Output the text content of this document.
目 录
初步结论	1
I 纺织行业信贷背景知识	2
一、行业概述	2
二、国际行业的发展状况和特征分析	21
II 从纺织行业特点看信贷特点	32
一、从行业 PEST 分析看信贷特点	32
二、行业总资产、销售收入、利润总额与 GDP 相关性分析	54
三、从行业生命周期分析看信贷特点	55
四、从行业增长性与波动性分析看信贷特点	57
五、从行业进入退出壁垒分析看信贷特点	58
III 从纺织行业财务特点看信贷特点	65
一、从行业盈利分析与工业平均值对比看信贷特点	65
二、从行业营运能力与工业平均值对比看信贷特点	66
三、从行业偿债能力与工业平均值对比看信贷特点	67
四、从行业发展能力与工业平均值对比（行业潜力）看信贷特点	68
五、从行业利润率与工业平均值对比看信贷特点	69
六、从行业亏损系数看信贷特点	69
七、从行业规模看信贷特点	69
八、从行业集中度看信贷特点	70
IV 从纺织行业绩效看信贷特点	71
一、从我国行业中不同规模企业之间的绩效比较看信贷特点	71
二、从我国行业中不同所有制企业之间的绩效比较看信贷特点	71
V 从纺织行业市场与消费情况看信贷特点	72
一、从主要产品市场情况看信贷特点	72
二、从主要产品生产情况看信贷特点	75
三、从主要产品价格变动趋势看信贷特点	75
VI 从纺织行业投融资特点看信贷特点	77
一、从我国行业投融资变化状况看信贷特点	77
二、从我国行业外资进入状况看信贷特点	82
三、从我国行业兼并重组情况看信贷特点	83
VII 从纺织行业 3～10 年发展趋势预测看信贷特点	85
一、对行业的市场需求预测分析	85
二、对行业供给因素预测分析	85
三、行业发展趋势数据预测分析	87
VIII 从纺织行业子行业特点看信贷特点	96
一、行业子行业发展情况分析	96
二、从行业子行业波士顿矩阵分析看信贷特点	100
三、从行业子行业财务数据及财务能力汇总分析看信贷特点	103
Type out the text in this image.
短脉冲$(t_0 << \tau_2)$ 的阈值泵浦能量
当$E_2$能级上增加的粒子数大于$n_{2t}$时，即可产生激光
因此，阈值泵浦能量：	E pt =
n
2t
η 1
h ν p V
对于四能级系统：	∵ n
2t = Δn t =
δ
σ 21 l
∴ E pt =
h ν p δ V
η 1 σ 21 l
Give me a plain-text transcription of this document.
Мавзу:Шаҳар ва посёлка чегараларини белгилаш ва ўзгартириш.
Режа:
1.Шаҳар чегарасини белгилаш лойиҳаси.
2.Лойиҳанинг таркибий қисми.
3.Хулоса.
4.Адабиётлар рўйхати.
§ §
- WHAT IS EXPECTED: Locate the line that contains "Type out the text in this image.", then please quote it and every line after it to the end of the entries above, exactly and with nothing else.

- THE ANSWER:
Type out the text in this image.
短脉冲$(t_0 << \tau_2)$ 的阈值泵浦能量
当$E_2$能级上增加的粒子数大于$n_{2t}$时，即可产生激光
因此，阈值泵浦能量：	E pt =
n
2t
η 1
h ν p V
对于四能级系统：	∵ n
2t = Δn t =
δ
σ 21 l
∴ E pt =
h ν p δ V
η 1 σ 21 l
Give me a plain-text transcription of this document.
Мавзу:Шаҳар ва посёлка чегараларини белгилаш ва ўзгартириш.
Режа:
1.Шаҳар чегарасини белгилаш лойиҳаси.
2.Лойиҳанинг таркибий қисми.
3.Хулоса.
4.Адабиётлар рўйхати.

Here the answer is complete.